───── RAW DATA ─────

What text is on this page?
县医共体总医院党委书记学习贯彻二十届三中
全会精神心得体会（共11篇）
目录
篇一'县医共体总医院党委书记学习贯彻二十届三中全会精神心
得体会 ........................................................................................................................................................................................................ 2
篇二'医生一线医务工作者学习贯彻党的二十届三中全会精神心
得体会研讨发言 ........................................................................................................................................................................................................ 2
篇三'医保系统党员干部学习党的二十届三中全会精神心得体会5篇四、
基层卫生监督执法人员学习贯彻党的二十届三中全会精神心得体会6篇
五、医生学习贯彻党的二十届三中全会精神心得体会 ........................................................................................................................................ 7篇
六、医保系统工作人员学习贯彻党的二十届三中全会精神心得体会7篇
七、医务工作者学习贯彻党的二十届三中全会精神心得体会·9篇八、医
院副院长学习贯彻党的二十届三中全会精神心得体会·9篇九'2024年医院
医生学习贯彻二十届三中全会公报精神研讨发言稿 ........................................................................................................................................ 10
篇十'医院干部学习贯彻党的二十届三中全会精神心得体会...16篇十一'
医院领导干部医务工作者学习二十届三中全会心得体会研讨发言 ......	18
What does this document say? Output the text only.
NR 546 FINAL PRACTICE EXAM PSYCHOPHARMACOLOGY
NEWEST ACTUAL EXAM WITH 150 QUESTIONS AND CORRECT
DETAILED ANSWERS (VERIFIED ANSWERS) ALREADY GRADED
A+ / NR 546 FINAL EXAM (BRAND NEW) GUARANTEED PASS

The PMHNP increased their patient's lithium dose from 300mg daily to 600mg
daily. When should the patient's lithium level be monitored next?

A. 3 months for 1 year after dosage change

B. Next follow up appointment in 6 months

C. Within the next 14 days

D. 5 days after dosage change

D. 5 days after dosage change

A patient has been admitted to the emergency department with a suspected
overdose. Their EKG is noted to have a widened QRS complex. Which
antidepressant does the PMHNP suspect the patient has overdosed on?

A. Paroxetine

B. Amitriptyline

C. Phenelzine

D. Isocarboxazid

─────

> [DESCRIPTION OF THE TASK] Copy all lines from the entries that contain the word "patient".

> [EXERCISE OUTPUT]
The PMHNP increased their patient's lithium dose from 300mg daily to 600mg
daily. When should the patient's lithium level be monitored next?
A patient has been admitted to the emergency department with a suspected
antidepressant does the PMHNP suspect the patient has overdosed on?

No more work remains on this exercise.